## Begin DATA PROVIDED

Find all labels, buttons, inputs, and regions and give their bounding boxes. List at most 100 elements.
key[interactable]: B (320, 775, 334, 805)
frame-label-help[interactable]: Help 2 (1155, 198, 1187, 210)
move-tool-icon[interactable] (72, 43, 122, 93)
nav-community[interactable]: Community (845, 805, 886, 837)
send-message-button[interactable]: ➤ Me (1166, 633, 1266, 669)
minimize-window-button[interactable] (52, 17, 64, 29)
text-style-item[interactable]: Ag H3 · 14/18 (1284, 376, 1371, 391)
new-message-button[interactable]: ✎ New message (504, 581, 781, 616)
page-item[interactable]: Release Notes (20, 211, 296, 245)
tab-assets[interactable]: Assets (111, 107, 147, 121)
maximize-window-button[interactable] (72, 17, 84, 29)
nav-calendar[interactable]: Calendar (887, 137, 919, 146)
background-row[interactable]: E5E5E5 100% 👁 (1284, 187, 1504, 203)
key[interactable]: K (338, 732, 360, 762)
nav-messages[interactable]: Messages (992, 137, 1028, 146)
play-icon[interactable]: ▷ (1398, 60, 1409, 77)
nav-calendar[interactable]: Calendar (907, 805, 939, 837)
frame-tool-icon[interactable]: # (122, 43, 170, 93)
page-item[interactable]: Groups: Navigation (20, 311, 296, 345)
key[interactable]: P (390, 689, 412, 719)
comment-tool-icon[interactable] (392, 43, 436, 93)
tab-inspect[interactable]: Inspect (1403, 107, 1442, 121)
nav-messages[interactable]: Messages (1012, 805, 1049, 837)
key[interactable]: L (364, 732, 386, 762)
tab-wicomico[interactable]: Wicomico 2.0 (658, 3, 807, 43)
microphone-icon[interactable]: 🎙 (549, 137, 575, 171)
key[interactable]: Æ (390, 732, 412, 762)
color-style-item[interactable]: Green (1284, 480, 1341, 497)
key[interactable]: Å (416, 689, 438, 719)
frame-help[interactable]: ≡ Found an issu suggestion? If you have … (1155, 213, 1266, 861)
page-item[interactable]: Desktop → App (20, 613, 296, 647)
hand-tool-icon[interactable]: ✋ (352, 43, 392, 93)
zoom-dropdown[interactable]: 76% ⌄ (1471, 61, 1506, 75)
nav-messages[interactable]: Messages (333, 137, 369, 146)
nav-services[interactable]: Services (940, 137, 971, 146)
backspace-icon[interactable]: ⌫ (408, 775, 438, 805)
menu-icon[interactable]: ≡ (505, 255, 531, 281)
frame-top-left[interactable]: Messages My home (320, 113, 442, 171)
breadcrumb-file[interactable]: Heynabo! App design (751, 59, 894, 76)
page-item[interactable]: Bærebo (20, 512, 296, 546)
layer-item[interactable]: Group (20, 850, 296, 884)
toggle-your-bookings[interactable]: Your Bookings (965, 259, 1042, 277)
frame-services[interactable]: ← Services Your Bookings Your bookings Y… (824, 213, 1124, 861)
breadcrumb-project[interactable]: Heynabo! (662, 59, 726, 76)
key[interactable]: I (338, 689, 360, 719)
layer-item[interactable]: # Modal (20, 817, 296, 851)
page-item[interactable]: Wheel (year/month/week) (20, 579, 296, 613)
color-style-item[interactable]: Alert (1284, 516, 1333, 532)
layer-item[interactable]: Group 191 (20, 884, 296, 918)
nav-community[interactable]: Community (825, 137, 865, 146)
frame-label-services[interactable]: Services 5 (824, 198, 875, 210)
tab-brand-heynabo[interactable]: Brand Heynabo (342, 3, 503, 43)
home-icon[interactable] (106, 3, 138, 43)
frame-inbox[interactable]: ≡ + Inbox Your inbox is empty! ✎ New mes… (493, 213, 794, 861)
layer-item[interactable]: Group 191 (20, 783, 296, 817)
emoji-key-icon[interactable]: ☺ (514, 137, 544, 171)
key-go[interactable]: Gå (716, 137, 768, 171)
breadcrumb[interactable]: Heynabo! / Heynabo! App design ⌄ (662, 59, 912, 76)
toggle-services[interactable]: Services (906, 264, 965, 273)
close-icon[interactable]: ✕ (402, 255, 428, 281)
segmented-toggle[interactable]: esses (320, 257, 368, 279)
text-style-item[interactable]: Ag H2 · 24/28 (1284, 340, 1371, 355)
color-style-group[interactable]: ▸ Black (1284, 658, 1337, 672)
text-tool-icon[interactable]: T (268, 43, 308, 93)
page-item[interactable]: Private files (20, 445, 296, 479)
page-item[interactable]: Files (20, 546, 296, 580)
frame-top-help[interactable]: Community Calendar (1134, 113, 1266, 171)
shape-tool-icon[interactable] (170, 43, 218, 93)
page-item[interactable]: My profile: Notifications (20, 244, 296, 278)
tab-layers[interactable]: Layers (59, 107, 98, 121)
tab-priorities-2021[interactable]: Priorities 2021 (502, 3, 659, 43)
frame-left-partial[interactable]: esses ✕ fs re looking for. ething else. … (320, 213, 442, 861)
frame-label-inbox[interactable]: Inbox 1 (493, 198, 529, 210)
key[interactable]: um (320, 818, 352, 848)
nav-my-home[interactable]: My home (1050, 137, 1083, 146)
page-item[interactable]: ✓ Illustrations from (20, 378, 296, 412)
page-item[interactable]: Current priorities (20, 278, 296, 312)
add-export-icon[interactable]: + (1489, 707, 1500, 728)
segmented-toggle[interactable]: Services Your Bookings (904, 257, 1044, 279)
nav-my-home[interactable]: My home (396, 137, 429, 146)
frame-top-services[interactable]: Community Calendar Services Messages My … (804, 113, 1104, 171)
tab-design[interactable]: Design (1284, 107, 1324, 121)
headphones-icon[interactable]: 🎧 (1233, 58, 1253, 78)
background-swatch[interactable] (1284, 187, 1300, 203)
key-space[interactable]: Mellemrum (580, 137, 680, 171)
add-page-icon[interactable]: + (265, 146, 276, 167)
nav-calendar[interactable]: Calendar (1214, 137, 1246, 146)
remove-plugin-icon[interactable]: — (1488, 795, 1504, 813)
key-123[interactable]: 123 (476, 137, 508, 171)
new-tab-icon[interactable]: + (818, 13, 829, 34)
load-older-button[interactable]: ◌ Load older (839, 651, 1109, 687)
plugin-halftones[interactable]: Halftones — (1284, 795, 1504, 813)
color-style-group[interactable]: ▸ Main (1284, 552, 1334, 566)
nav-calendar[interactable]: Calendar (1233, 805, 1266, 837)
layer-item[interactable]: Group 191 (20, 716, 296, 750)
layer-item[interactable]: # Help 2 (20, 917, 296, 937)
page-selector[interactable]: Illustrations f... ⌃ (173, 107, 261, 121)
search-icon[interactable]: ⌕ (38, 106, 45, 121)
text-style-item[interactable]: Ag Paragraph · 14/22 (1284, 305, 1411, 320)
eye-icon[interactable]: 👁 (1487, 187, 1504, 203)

## End DATA PROVIDED

• **THE EXERCISE**
How many lines of the material contain the string "toggle" with matching case? Reply with the number alone.

• **SOLVED PROBLEM**
4